Lines that contain the string "Францию" are to be copied; leave out all others.

[Begin]

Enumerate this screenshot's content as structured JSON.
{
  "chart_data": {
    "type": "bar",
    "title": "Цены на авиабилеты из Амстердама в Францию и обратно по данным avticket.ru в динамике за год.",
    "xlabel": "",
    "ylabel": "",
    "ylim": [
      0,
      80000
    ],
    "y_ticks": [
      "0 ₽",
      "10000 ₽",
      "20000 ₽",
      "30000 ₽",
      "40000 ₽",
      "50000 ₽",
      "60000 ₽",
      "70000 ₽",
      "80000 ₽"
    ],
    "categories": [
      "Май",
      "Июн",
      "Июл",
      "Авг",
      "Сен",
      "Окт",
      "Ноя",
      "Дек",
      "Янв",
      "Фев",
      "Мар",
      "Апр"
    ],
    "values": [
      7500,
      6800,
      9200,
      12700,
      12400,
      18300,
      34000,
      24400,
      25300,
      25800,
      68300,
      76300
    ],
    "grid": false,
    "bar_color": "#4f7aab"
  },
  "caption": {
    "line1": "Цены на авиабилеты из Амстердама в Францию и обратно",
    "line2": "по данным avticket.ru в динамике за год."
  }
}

[End]

_Correct response_:
    "title": "Цены на авиабилеты из Амстердама в Францию и обратно по данным avticket.ru в динамике за год.",
    "line1": "Цены на авиабилеты из Амстердама в Францию и обратно",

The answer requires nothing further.